» TO BE DONE
Repeat the material exactly, every line of it.

★ ★ ★ ★

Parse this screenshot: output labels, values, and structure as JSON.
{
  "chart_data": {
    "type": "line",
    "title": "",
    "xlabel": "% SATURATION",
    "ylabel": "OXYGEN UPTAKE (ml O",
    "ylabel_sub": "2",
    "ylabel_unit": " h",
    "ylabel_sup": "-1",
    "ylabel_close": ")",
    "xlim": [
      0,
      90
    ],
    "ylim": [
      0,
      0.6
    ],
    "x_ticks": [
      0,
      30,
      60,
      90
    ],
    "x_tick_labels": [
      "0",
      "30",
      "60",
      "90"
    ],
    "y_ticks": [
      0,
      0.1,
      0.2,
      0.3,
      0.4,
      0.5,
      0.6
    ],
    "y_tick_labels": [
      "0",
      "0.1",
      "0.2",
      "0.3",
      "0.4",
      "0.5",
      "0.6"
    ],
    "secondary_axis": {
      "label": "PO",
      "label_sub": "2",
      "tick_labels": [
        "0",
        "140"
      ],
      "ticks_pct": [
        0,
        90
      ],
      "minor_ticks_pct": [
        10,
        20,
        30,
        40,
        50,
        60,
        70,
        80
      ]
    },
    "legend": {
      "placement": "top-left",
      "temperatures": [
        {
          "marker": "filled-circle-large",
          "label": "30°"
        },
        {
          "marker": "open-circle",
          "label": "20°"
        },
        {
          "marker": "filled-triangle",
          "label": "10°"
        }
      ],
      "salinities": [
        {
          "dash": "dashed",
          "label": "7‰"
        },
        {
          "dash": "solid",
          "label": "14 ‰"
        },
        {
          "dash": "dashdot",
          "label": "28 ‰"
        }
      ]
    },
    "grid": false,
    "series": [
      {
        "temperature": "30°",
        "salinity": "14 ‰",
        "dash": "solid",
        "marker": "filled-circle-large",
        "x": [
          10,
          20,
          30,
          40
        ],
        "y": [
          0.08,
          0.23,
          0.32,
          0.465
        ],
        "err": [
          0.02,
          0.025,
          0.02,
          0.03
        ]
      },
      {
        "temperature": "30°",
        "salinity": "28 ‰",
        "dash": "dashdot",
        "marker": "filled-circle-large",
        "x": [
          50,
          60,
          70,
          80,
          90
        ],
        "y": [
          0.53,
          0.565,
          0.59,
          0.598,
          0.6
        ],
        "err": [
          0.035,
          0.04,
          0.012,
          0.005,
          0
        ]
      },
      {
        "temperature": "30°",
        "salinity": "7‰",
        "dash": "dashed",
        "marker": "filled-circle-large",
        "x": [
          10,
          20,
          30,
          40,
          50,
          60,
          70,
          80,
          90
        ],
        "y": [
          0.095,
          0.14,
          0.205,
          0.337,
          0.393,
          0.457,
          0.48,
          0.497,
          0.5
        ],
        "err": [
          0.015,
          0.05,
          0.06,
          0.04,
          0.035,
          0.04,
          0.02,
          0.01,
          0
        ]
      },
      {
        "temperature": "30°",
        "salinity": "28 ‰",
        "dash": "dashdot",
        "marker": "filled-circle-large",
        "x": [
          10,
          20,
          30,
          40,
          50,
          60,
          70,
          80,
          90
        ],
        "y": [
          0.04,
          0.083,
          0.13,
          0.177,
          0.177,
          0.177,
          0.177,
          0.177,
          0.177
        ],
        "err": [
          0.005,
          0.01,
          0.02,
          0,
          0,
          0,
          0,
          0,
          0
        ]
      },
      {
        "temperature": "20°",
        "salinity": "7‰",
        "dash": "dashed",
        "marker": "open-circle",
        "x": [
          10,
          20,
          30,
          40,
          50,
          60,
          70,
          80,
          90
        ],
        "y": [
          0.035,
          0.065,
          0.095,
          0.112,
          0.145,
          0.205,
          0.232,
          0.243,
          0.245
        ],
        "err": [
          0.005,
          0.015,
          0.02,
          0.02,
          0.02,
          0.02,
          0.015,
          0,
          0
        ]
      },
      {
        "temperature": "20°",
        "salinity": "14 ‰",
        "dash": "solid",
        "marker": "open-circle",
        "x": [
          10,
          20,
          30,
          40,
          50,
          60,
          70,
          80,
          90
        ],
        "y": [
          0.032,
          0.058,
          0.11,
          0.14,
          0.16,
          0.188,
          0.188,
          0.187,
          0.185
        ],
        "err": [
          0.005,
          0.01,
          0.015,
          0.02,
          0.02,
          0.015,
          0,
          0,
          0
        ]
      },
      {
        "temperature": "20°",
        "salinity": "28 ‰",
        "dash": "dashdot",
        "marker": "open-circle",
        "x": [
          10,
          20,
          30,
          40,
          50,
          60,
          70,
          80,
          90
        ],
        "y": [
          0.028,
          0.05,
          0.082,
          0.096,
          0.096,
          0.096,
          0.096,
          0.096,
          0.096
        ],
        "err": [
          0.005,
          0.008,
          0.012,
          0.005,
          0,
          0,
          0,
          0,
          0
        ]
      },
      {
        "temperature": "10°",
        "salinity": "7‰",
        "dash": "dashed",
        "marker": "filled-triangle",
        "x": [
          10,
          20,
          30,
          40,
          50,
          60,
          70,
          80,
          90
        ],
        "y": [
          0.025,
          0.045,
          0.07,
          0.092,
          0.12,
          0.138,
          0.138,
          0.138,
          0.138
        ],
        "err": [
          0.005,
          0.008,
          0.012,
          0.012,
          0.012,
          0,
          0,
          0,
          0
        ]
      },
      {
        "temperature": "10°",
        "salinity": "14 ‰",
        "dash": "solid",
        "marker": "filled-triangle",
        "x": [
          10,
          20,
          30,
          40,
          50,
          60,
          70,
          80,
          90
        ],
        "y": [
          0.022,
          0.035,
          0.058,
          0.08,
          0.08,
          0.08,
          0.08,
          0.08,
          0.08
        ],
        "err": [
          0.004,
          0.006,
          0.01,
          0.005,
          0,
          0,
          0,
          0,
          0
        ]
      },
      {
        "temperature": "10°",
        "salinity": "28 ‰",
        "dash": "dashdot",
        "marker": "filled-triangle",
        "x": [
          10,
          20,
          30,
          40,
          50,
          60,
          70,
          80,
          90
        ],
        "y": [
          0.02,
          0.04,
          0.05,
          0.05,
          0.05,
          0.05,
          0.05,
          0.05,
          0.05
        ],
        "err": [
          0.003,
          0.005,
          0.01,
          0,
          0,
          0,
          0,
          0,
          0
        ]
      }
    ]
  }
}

★ ★ ★ ★

» THE ANSWER
Parse this screenshot: output labels, values, and structure as JSON.
{
  "chart_data": {
    "type": "line",
    "title": "",
    "xlabel": "% SATURATION",
    "ylabel": "OXYGEN UPTAKE (ml O",
    "ylabel_sub": "2",
    "ylabel_unit": " h",
    "ylabel_sup": "-1",
    "ylabel_close": ")",
    "xlim": [
      0,
      90
    ],
    "ylim": [
      0,
      0.6
    ],
    "x_ticks": [
      0,
      30,
      60,
      90
    ],
    "x_tick_labels": [
      "0",
      "30",
      "60",
      "90"
    ],
    "y_ticks": [
      0,
      0.1,
      0.2,
      0.3,
      0.4,
      0.5,
      0.6
    ],
    "y_tick_labels": [
      "0",
      "0.1",
      "0.2",
      "0.3",
      "0.4",
      "0.5",
      "0.6"
    ],
    "secondary_axis": {
      "label": "PO",
      "label_sub": "2",
      "tick_labels": [
        "0",
        "140"
      ],
      "ticks_pct": [
        0,
        90
      ],
      "minor_ticks_pct": [
        10,
        20,
        30,
        40,
        50,
        60,
        70,
        80
      ]
    },
    "legend": {
      "placement": "top-left",
      "temperatures": [
        {
          "marker": "filled-circle-large",
          "label": "30°"
        },
        {
          "marker": "open-circle",
          "label": "20°"
        },
        {
          "marker": "filled-triangle",
          "label": "10°"
        }
      ],
      "salinities": [
        {
          "dash": "dashed",
          "label": "7‰"
        },
        {
          "dash": "solid",
          "label": "14 ‰"
        },
        {
          "dash": "dashdot",
          "label": "28 ‰"
        }
      ]
    },
    "grid": false,
    "series": [
      {
        "temperature": "30°",
        "salinity": "14 ‰",
        "dash": "solid",
        "marker": "filled-circle-large",
        "x": [
          10,
          20,
          30,
          40
        ],
        "y": [
          0.08,
          0.23,
          0.32,
          0.465
        ],
        "err": [
          0.02,
          0.025,
          0.02,
          0.03
        ]
      },
      {
        "temperature": "30°",
        "salinity": "28 ‰",
        "dash": "dashdot",
        "marker": "filled-circle-large",
        "x": [
          50,
          60,
          70,
          80,
          90
        ],
        "y": [
          0.53,
          0.565,
          0.59,
          0.598,
          0.6
        ],
        "err": [
          0.035,
          0.04,
          0.012,
          0.005,
          0
        ]
      },
      {
        "temperature": "30°",
        "salinity": "7‰",
        "dash": "dashed",
        "marker": "filled-circle-large",
        "x": [
          10,
          20,
          30,
          40,
          50,
          60,
          70,
          80,
          90
        ],
        "y": [
          0.095,
          0.14,
          0.205,
          0.337,
          0.393,
          0.457,
          0.48,
          0.497,
          0.5
        ],
        "err": [
          0.015,
          0.05,
          0.06,
          0.04,
          0.035,
          0.04,
          0.02,
          0.01,
          0
        ]
      },
      {
        "temperature": "30°",
        "salinity": "28 ‰",
        "dash": "dashdot",
        "marker": "filled-circle-large",
        "x": [
          10,
          20,
          30,
          40,
          50,
          60,
          70,
          80,
          90
        ],
        "y": [
          0.04,
          0.083,
          0.13,
          0.177,
          0.177,
          0.177,
          0.177,
          0.177,
          0.177
        ],
        "err": [
          0.005,
          0.01,
          0.02,
          0,
          0,
          0,
          0,
          0,
          0
        ]
      },
      {
        "temperature": "20°",
        "salinity": "7‰",
        "dash": "dashed",
        "marker": "open-circle",
        "x": [
          10,
          20,
          30,
          40,
          50,
          60,
          70,
          80,
          90
        ],
        "y": [
          0.035,
          0.065,
          0.095,
          0.112,
          0.145,
          0.205,
          0.232,
          0.243,
          0.245
        ],
        "err": [
          0.005,
          0.015,
          0.02,
          0.02,
          0.02,
          0.02,
          0.015,
          0,
          0
        ]
      },
      {
        "temperature": "20°",
        "salinity": "14 ‰",
        "dash": "solid",
        "marker": "open-circle",
        "x": [
          10,
          20,
          30,
          40,
          50,
          60,
          70,
          80,
          90
        ],
        "y": [
          0.032,
          0.058,
          0.11,
          0.14,
          0.16,
          0.188,
          0.188,
          0.187,
          0.185
        ],
        "err": [
          0.005,
          0.01,
          0.015,
          0.02,
          0.02,
          0.015,
          0,
          0,
          0
        ]
      },
      {
        "temperature": "20°",
        "salinity": "28 ‰",
        "dash": "dashdot",
        "marker": "open-circle",
        "x": [
          10,
          20,
          30,
          40,
          50,
          60,
          70,
          80,
          90
        ],
        "y": [
          0.028,
          0.05,
          0.082,
          0.096,
          0.096,
          0.096,
          0.096,
          0.096,
          0.096
        ],
        "err": [
          0.005,
          0.008,
          0.012,
          0.005,
          0,
          0,
          0,
          0,
          0
        ]
      },
      {
        "temperature": "10°",
        "salinity": "7‰",
        "dash": "dashed",
        "marker": "filled-triangle",
        "x": [
          10,
          20,
          30,
          40,
          50,
          60,
          70,
          80,
          90
        ],
        "y": [
          0.025,
          0.045,
          0.07,
          0.092,
          0.12,
          0.138,
          0.138,
          0.138,
          0.138
        ],
        "err": [
          0.005,
          0.008,
          0.012,
          0.012,
          0.012,
          0,
          0,
          0,
          0
        ]
      },
      {
        "temperature": "10°",
        "salinity": "14 ‰",
        "dash": "solid",
        "marker": "filled-triangle",
        "x": [
          10,
          20,
          30,
          40,
          50,
          60,
          70,
          80,
          90
        ],
        "y": [
          0.022,
          0.035,
          0.058,
          0.08,
          0.08,
          0.08,
          0.08,
          0.08,
          0.08
        ],
        "err": [
          0.004,
          0.006,
          0.01,
          0.005,
          0,
          0,
          0,
          0,
          0
        ]
      },
      {
        "temperature": "10°",
        "salinity": "28 ‰",
        "dash": "dashdot",
        "marker": "filled-triangle",
        "x": [
          10,
          20,
          30,
          40,
          50,
          60,
          70,
          80,
          90
        ],
        "y": [
          0.02,
          0.04,
          0.05,
          0.05,
          0.05,
          0.05,
          0.05,
          0.05,
          0.05
        ],
        "err": [
          0.003,
          0.005,
          0.01,
          0,
          0,
          0,
          0,
          0,
          0
        ]
      }
    ]
  }
}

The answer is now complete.